> [The request] Each entry below is to be extracted exactly.
Start of Information given
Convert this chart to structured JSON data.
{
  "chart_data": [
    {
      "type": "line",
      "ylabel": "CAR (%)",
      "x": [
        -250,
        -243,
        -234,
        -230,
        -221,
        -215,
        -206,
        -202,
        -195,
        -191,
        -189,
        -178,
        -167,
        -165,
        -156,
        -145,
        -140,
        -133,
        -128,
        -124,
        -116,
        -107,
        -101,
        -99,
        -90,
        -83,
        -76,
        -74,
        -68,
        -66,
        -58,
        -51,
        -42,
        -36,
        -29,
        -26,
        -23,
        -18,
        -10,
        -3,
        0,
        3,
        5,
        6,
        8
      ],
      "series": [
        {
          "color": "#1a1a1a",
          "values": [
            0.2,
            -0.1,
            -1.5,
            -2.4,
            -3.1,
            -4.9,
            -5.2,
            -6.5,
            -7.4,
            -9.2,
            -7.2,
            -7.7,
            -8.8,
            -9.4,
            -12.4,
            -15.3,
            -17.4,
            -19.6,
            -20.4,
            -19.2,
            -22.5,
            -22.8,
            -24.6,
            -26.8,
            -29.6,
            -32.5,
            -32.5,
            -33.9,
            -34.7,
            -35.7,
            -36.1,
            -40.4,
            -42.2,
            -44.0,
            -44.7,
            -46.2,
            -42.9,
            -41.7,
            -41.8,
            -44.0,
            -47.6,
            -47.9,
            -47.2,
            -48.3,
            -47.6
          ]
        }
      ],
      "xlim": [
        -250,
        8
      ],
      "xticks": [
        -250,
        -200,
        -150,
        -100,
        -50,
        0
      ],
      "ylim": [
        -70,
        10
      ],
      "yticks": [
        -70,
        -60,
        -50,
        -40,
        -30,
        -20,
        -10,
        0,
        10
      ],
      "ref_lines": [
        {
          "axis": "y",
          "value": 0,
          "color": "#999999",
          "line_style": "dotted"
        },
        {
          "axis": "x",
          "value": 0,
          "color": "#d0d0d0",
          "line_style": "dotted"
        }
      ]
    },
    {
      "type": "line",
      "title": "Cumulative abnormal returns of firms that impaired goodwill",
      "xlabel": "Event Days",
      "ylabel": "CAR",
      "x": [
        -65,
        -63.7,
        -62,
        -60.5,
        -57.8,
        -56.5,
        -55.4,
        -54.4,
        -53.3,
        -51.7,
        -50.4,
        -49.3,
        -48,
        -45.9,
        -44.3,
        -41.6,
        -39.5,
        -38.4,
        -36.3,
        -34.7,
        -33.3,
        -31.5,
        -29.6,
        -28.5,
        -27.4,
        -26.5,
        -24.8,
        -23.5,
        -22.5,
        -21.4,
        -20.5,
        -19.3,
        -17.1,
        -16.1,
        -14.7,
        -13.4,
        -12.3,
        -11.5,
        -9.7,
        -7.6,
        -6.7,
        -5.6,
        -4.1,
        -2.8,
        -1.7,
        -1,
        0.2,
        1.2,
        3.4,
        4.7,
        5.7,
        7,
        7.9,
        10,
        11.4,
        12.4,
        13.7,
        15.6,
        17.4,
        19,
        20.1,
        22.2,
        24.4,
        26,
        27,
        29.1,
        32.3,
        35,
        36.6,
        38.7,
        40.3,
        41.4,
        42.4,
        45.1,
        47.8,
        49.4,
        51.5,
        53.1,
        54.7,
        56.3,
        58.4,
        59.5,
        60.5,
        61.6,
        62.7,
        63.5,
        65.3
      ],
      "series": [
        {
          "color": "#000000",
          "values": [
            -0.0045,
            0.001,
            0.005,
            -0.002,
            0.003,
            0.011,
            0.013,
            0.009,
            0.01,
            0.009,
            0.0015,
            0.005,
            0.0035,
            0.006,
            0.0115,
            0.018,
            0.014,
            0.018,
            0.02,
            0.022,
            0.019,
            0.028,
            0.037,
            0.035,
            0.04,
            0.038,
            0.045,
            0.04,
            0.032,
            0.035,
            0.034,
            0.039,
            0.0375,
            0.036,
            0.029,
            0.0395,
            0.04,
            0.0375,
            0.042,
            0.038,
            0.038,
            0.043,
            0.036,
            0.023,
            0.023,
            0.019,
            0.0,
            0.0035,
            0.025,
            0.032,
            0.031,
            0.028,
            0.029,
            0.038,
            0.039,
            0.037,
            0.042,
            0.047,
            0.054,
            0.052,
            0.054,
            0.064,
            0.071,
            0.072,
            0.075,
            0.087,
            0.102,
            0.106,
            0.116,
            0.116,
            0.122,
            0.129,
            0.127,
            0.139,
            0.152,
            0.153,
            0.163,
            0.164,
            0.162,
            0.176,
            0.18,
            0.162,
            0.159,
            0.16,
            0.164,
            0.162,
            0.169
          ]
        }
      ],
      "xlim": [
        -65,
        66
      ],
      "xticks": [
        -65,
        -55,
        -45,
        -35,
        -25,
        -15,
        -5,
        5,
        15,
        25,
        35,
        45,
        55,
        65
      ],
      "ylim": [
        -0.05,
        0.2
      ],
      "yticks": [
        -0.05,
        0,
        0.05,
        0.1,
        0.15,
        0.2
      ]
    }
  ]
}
End of Information given
> [Full output]
Convert this chart to structured JSON data.
{
  "chart_data": [
    {
      "type": "line",
      "ylabel": "CAR (%)",
      "x": [
        -250,
        -243,
        -234,
        -230,
        -221,
        -215,
        -206,
        -202,
        -195,
        -191,
        -189,
        -178,
        -167,
        -165,
        -156,
        -145,
        -140,
        -133,
        -128,
        -124,
        -116,
        -107,
        -101,
        -99,
        -90,
        -83,
        -76,
        -74,
        -68,
        -66,
        -58,
        -51,
        -42,
        -36,
        -29,
        -26,
        -23,
        -18,
        -10,
        -3,
        0,
        3,
        5,
        6,
        8
      ],
      "series": [
        {
          "color": "#1a1a1a",
          "values": [
            0.2,
            -0.1,
            -1.5,
            -2.4,
            -3.1,
            -4.9,
            -5.2,
            -6.5,
            -7.4,
            -9.2,
            -7.2,
            -7.7,
            -8.8,
            -9.4,
            -12.4,
            -15.3,
            -17.4,
            -19.6,
            -20.4,
            -19.2,
            -22.5,
            -22.8,
            -24.6,
            -26.8,
            -29.6,
            -32.5,
            -32.5,
            -33.9,
            -34.7,
            -35.7,
            -36.1,
            -40.4,
            -42.2,
            -44.0,
            -44.7,
            -46.2,
            -42.9,
            -41.7,
            -41.8,
            -44.0,
            -47.6,
            -47.9,
            -47.2,
            -48.3,
            -47.6
          ]
        }
      ],
      "xlim": [
        -250,
        8
      ],
      "xticks": [
        -250,
        -200,
        -150,
        -100,
        -50,
        0
      ],
      "ylim": [
        -70,
        10
      ],
      "yticks": [
        -70,
        -60,
        -50,
        -40,
        -30,
        -20,
        -10,
        0,
        10
      ],
      "ref_lines": [
        {
          "axis": "y",
          "value": 0,
          "color": "#999999",
          "line_style": "dotted"
        },
        {
          "axis": "x",
          "value": 0,
          "color": "#d0d0d0",
          "line_style": "dotted"
        }
      ]
    },
    {
      "type": "line",
      "title": "Cumulative abnormal returns of firms that impaired goodwill",
      "xlabel": "Event Days",
      "ylabel": "CAR",
      "x": [
        -65,
        -63.7,
        -62,
        -60.5,
        -57.8,
        -56.5,
        -55.4,
        -54.4,
        -53.3,
        -51.7,
        -50.4,
        -49.3,
        -48,
        -45.9,
        -44.3,
        -41.6,
        -39.5,
        -38.4,
        -36.3,
        -34.7,
        -33.3,
        -31.5,
        -29.6,
        -28.5,
        -27.4,
        -26.5,
        -24.8,
        -23.5,
        -22.5,
        -21.4,
        -20.5,
        -19.3,
        -17.1,
        -16.1,
        -14.7,
        -13.4,
        -12.3,
        -11.5,
        -9.7,
        -7.6,
        -6.7,
        -5.6,
        -4.1,
        -2.8,
        -1.7,
        -1,
        0.2,
        1.2,
        3.4,
        4.7,
        5.7,
        7,
        7.9,
        10,
        11.4,
        12.4,
        13.7,
        15.6,
        17.4,
        19,
        20.1,
        22.2,
        24.4,
        26,
        27,
        29.1,
        32.3,
        35,
        36.6,
        38.7,
        40.3,
        41.4,
        42.4,
        45.1,
        47.8,
        49.4,
        51.5,
        53.1,
        54.7,
        56.3,
        58.4,
        59.5,
        60.5,
        61.6,
        62.7,
        63.5,
        65.3
      ],
      "series": [
        {
          "color": "#000000",
          "values": [
            -0.0045,
            0.001,
            0.005,
            -0.002,
            0.003,
            0.011,
            0.013,
            0.009,
            0.01,
            0.009,
            0.0015,
            0.005,
            0.0035,
            0.006,
            0.0115,
            0.018,
            0.014,
            0.018,
            0.02,
            0.022,
            0.019,
            0.028,
            0.037,
            0.035,
            0.04,
            0.038,
            0.045,
            0.04,
            0.032,
            0.035,
            0.034,
            0.039,
            0.0375,
            0.036,
            0.029,
            0.0395,
            0.04,
            0.0375,
            0.042,
            0.038,
            0.038,
            0.043,
            0.036,
            0.023,
            0.023,
            0.019,
            0.0,
            0.0035,
            0.025,
            0.032,
            0.031,
            0.028,
            0.029,
            0.038,
            0.039,
            0.037,
            0.042,
            0.047,
            0.054,
            0.052,
            0.054,
            0.064,
            0.071,
            0.072,
            0.075,
            0.087,
            0.102,
            0.106,
            0.116,
            0.116,
            0.122,
            0.129,
            0.127,
            0.139,
            0.152,
            0.153,
            0.163,
            0.164,
            0.162,
            0.176,
            0.18,
            0.162,
            0.159,
            0.16,
            0.164,
            0.162,
            0.169
          ]
        }
      ],
      "xlim": [
        -65,
        66
      ],
      "xticks": [
        -65,
        -55,
        -45,
        -35,
        -25,
        -15,
        -5,
        5,
        15,
        25,
        35,
        45,
        55,
        65
      ],
      "ylim": [
        -0.05,
        0.2
      ],
      "yticks": [
        -0.05,
        0,
        0.05,
        0.1,
        0.15,
        0.2
      ]
    }
  ]
}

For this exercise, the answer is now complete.